Collected data entries
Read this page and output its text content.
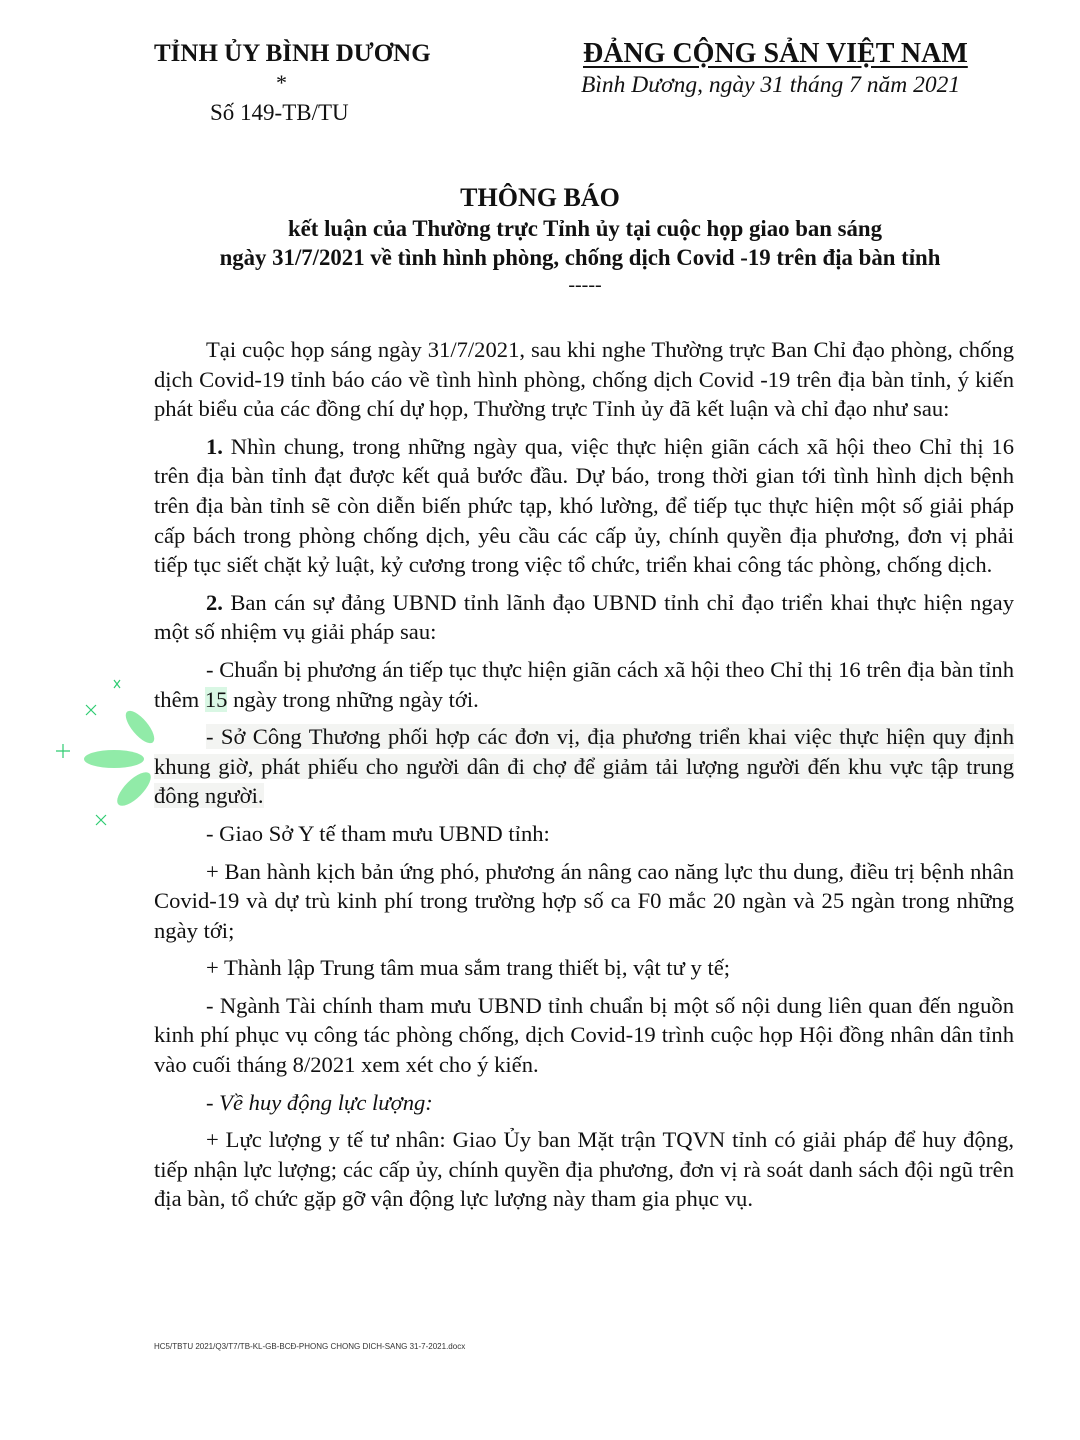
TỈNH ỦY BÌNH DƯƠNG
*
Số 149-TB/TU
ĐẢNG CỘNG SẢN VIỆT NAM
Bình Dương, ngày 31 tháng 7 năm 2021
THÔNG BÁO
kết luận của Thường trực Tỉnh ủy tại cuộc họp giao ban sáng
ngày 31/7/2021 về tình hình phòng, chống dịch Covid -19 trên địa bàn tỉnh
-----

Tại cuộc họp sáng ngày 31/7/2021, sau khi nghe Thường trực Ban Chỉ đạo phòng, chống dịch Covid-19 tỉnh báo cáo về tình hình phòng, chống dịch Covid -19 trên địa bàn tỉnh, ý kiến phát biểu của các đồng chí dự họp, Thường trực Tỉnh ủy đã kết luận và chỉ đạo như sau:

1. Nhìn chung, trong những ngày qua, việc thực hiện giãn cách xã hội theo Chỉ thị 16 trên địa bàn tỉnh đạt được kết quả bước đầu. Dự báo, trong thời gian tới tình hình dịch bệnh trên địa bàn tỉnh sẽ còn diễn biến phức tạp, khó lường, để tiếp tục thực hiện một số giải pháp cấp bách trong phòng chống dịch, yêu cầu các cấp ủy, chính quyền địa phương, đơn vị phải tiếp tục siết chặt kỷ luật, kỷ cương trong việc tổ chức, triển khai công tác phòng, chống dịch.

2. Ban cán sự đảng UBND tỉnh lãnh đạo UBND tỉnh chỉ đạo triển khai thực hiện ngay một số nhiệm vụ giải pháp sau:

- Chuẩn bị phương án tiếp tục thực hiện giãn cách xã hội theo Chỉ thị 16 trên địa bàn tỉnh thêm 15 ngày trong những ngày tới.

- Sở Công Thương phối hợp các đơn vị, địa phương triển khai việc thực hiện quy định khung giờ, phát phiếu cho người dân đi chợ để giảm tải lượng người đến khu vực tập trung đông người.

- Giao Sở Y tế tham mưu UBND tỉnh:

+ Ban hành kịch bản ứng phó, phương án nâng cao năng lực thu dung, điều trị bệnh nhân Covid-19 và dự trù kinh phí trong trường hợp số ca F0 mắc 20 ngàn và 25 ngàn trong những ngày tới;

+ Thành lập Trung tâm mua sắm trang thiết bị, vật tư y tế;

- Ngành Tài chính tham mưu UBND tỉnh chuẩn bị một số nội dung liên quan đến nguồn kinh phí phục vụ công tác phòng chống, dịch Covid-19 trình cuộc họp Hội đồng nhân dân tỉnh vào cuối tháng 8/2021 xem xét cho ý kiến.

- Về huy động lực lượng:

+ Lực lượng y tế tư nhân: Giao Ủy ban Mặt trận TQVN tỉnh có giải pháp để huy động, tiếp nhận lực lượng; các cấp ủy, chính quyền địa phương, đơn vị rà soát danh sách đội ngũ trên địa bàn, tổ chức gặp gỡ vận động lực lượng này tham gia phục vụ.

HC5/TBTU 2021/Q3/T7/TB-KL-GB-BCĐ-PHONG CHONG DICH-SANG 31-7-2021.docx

SET EXERCISE
Transcribe the records verbatim and omit the images.

WORKED ANSWER
Read this page and output its text content.
TỈNH ỦY BÌNH DƯƠNG
*
Số 149-TB/TU
ĐẢNG CỘNG SẢN VIỆT NAM
Bình Dương, ngày 31 tháng 7 năm 2021
THÔNG BÁO
kết luận của Thường trực Tỉnh ủy tại cuộc họp giao ban sáng
ngày 31/7/2021 về tình hình phòng, chống dịch Covid -19 trên địa bàn tỉnh
-----

Tại cuộc họp sáng ngày 31/7/2021, sau khi nghe Thường trực Ban Chỉ đạo phòng, chống dịch Covid-19 tỉnh báo cáo về tình hình phòng, chống dịch Covid -19 trên địa bàn tỉnh, ý kiến phát biểu của các đồng chí dự họp, Thường trực Tỉnh ủy đã kết luận và chỉ đạo như sau:

1. Nhìn chung, trong những ngày qua, việc thực hiện giãn cách xã hội theo Chỉ thị 16 trên địa bàn tỉnh đạt được kết quả bước đầu. Dự báo, trong thời gian tới tình hình dịch bệnh trên địa bàn tỉnh sẽ còn diễn biến phức tạp, khó lường, để tiếp tục thực hiện một số giải pháp cấp bách trong phòng chống dịch, yêu cầu các cấp ủy, chính quyền địa phương, đơn vị phải tiếp tục siết chặt kỷ luật, kỷ cương trong việc tổ chức, triển khai công tác phòng, chống dịch.

2. Ban cán sự đảng UBND tỉnh lãnh đạo UBND tỉnh chỉ đạo triển khai thực hiện ngay một số nhiệm vụ giải pháp sau:

- Chuẩn bị phương án tiếp tục thực hiện giãn cách xã hội theo Chỉ thị 16 trên địa bàn tỉnh thêm 15 ngày trong những ngày tới.

- Sở Công Thương phối hợp các đơn vị, địa phương triển khai việc thực hiện quy định khung giờ, phát phiếu cho người dân đi chợ để giảm tải lượng người đến khu vực tập trung đông người.

- Giao Sở Y tế tham mưu UBND tỉnh:

+ Ban hành kịch bản ứng phó, phương án nâng cao năng lực thu dung, điều trị bệnh nhân Covid-19 và dự trù kinh phí trong trường hợp số ca F0 mắc 20 ngàn và 25 ngàn trong những ngày tới;

+ Thành lập Trung tâm mua sắm trang thiết bị, vật tư y tế;

- Ngành Tài chính tham mưu UBND tỉnh chuẩn bị một số nội dung liên quan đến nguồn kinh phí phục vụ công tác phòng chống, dịch Covid-19 trình cuộc họp Hội đồng nhân dân tỉnh vào cuối tháng 8/2021 xem xét cho ý kiến.

- Về huy động lực lượng:

+ Lực lượng y tế tư nhân: Giao Ủy ban Mặt trận TQVN tỉnh có giải pháp để huy động, tiếp nhận lực lượng; các cấp ủy, chính quyền địa phương, đơn vị rà soát danh sách đội ngũ trên địa bàn, tổ chức gặp gỡ vận động lực lượng này tham gia phục vụ.

HC5/TBTU 2021/Q3/T7/TB-KL-GB-BCĐ-PHONG CHONG DICH-SANG 31-7-2021.docx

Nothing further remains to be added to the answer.